[Task objective]: Transcribe the material exactly. Images do not belong in the copy.

[Data entries]:
----

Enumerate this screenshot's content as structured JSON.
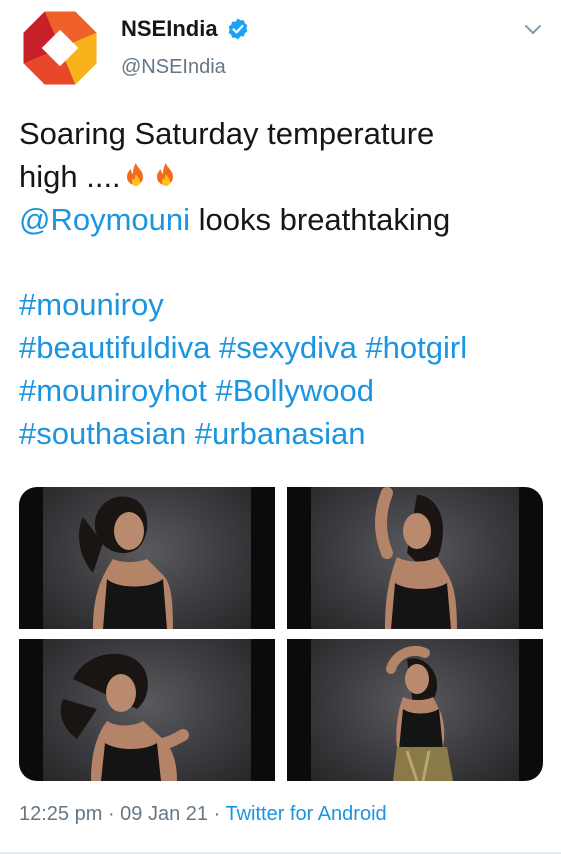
{
  "account": {
    "display_name": "NSEIndia",
    "handle": "@NSEIndia",
    "verified": true,
    "avatar_icon": "nse-logo-icon"
  },
  "tweet": {
    "line1": "Soaring Saturday temperature",
    "line2": "high ....",
    "emojis": [
      "fire-emoji",
      "fire-emoji"
    ],
    "mention": "@Roymouni",
    "mention_suffix": " looks breathtaking",
    "hashtag_lines": [
      [
        "#mouniroy"
      ],
      [
        "#beautifuldiva",
        "#sexydiva",
        "#hotgirl"
      ],
      [
        "#mouniroyhot",
        "#Bollywood"
      ],
      [
        "#southasian",
        "#urbanasian"
      ]
    ]
  },
  "media": {
    "photos": [
      {
        "alt": "photo 1"
      },
      {
        "alt": "photo 2"
      },
      {
        "alt": "photo 3"
      },
      {
        "alt": "photo 4"
      }
    ]
  },
  "meta": {
    "time": "12:25 pm",
    "separator": " · ",
    "date": "09 Jan 21",
    "source": "Twitter for Android"
  },
  "colors": {
    "link": "#1b95e0",
    "secondary_text": "#657786",
    "primary_text": "#14171a",
    "verified": "#1da1f2",
    "logo_orange": "#f0602a",
    "logo_yellow": "#f7b21c",
    "logo_red": "#e2262e"
  }
}
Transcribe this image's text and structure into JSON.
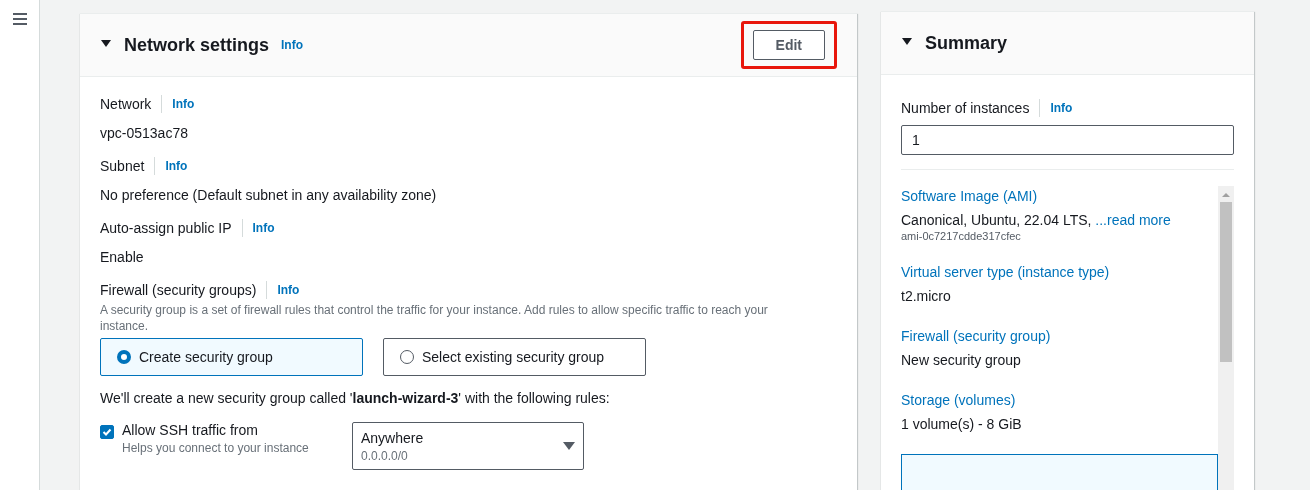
{
  "network_settings": {
    "title": "Network settings",
    "info": "Info",
    "expanded": true,
    "edit_button": {
      "label": "Edit",
      "highlighted": true
    },
    "fields": [
      {
        "label": "Network",
        "info": "Info",
        "value": "vpc-0513ac78"
      },
      {
        "label": "Subnet",
        "info": "Info",
        "value": "No preference (Default subnet in any availability zone)"
      },
      {
        "label": "Auto-assign public IP",
        "info": "Info",
        "value": "Enable"
      }
    ],
    "firewall": {
      "label": "Firewall (security groups)",
      "info": "Info",
      "description": "A security group is a set of firewall rules that control the traffic for your instance. Add rules to allow specific traffic to reach your instance.",
      "options": [
        {
          "label": "Create security group",
          "selected": true
        },
        {
          "label": "Select existing security group",
          "selected": false
        }
      ],
      "note": "We'll create a new security group called '**launch-wizard-3**' with the following rules:",
      "rules": [
        {
          "label": "Allow SSH traffic from",
          "hint": "Helps you connect to your instance",
          "checked": true,
          "source": {
            "value": "Anywhere",
            "detail": "0.0.0.0/0"
          }
        }
      ]
    }
  },
  "summary": {
    "title": "Summary",
    "expanded": true,
    "instances": {
      "label": "Number of instances",
      "info": "Info",
      "value": "1"
    },
    "items": [
      {
        "title": "Software Image (AMI)",
        "value": "Canonical, Ubuntu, 22.04 LTS, ",
        "link": "...read more",
        "detail": "ami-0c7217cdde317cfec"
      },
      {
        "title": "Virtual server type (instance type)",
        "value": "t2.micro"
      },
      {
        "title": "Firewall (security group)",
        "value": "New security group"
      },
      {
        "title": "Storage (volumes)",
        "value": "1 volume(s) - 8 GiB"
      }
    ]
  }
}
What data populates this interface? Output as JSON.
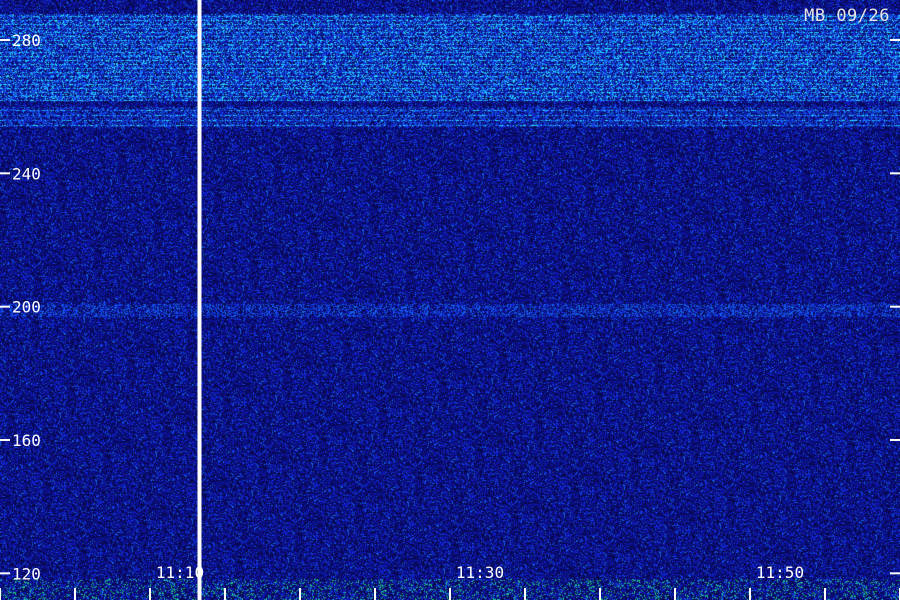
{
  "station_label": "MB 09/26",
  "chart_data": {
    "type": "heatmap",
    "title": "",
    "xlabel": "",
    "ylabel": "",
    "y_ticks": [
      "280",
      "240",
      "200",
      "160",
      "120"
    ],
    "y_tick_values": [
      280,
      240,
      200,
      160,
      120
    ],
    "ylim": [
      112,
      292
    ],
    "x_ticks": [
      "11:10",
      "11:30",
      "11:50"
    ],
    "x_tick_minutes": [
      70,
      90,
      110
    ],
    "xlim_minutes": [
      58,
      118
    ],
    "minor_tick_interval_minutes": 5,
    "marker_time_minutes": 71.3,
    "bands": [
      {
        "range": [
          262,
          288
        ],
        "description": "strong horizontal echo lines"
      },
      {
        "range": [
          254,
          260
        ],
        "description": "moderate echo lines"
      },
      {
        "range": [
          197,
          201
        ],
        "description": "faint bright band"
      }
    ],
    "colors": {
      "background": "#0a0a55",
      "noise_high": "#1e5aff",
      "echo": "#40e0ff",
      "marker": "#ffffff"
    },
    "grid": false
  }
}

----

[Result]:
Enumerate this screenshot's content as structured JSON.
{
  "account": {
    "display_name": "NSEIndia",
    "handle": "@NSEIndia",
    "verified": true,
    "avatar_icon": "nse-logo-icon"
  },
  "tweet": {
    "line1": "Soaring Saturday temperature",
    "line2": "high ....",
    "emojis": [
      "fire-emoji",
      "fire-emoji"
    ],
    "mention": "@Roymouni",
    "mention_suffix": " looks breathtaking",
    "hashtag_lines": [
      [
        "#mouniroy"
      ],
      [
        "#beautifuldiva",
        "#sexydiva",
        "#hotgirl"
      ],
      [
        "#mouniroyhot",
        "#Bollywood"
      ],
      [
        "#southasian",
        "#urbanasian"
      ]
    ]
  },
  "media": {
    "photos": [
      {
        "alt": "photo 1"
      },
      {
        "alt": "photo 2"
      },
      {
        "alt": "photo 3"
      },
      {
        "alt": "photo 4"
      }
    ]
  },
  "meta": {
    "time": "12:25 pm",
    "separator": " · ",
    "date": "09 Jan 21",
    "source": "Twitter for Android"
  },
  "colors": {
    "link": "#1b95e0",
    "secondary_text": "#657786",
    "primary_text": "#14171a",
    "verified": "#1da1f2",
    "logo_orange": "#f0602a",
    "logo_yellow": "#f7b21c",
    "logo_red": "#e2262e"
  }
}
Transcribe this image's text and structure into JSON.
{
  "network_settings": {
    "title": "Network settings",
    "info": "Info",
    "expanded": true,
    "edit_button": {
      "label": "Edit",
      "highlighted": true
    },
    "fields": [
      {
        "label": "Network",
        "info": "Info",
        "value": "vpc-0513ac78"
      },
      {
        "label": "Subnet",
        "info": "Info",
        "value": "No preference (Default subnet in any availability zone)"
      },
      {
        "label": "Auto-assign public IP",
        "info": "Info",
        "value": "Enable"
      }
    ],
    "firewall": {
      "label": "Firewall (security groups)",
      "info": "Info",
      "description": "A security group is a set of firewall rules that control the traffic for your instance. Add rules to allow specific traffic to reach your instance.",
      "options": [
        {
          "label": "Create security group",
          "selected": true
        },
        {
          "label": "Select existing security group",
          "selected": false
        }
      ],
      "note": "We'll create a new security group called '**launch-wizard-3**' with the following rules:",
      "rules": [
        {
          "label": "Allow SSH traffic from",
          "hint": "Helps you connect to your instance",
          "checked": true,
          "source": {
            "value": "Anywhere",
            "detail": "0.0.0.0/0"
          }
        }
      ]
    }
  },
  "summary": {
    "title": "Summary",
    "expanded": true,
    "instances": {
      "label": "Number of instances",
      "info": "Info",
      "value": "1"
    },
    "items": [
      {
        "title": "Software Image (AMI)",
        "value": "Canonical, Ubuntu, 22.04 LTS, ",
        "link": "...read more",
        "detail": "ami-0c7217cdde317cfec"
      },
      {
        "title": "Virtual server type (instance type)",
        "value": "t2.micro"
      },
      {
        "title": "Firewall (security group)",
        "value": "New security group"
      },
      {
        "title": "Storage (volumes)",
        "value": "1 volume(s) - 8 GiB"
      }
    ]
  }
}
What data populates this interface? Output as JSON.
{
  "station_label": "MB 09/26",
  "chart_data": {
    "type": "heatmap",
    "title": "",
    "xlabel": "",
    "ylabel": "",
    "y_ticks": [
      "280",
      "240",
      "200",
      "160",
      "120"
    ],
    "y_tick_values": [
      280,
      240,
      200,
      160,
      120
    ],
    "ylim": [
      112,
      292
    ],
    "x_ticks": [
      "11:10",
      "11:30",
      "11:50"
    ],
    "x_tick_minutes": [
      70,
      90,
      110
    ],
    "xlim_minutes": [
      58,
      118
    ],
    "minor_tick_interval_minutes": 5,
    "marker_time_minutes": 71.3,
    "bands": [
      {
        "range": [
          262,
          288
        ],
        "description": "strong horizontal echo lines"
      },
      {
        "range": [
          254,
          260
        ],
        "description": "moderate echo lines"
      },
      {
        "range": [
          197,
          201
        ],
        "description": "faint bright band"
      }
    ],
    "colors": {
      "background": "#0a0a55",
      "noise_high": "#1e5aff",
      "echo": "#40e0ff",
      "marker": "#ffffff"
    },
    "grid": false
  }
}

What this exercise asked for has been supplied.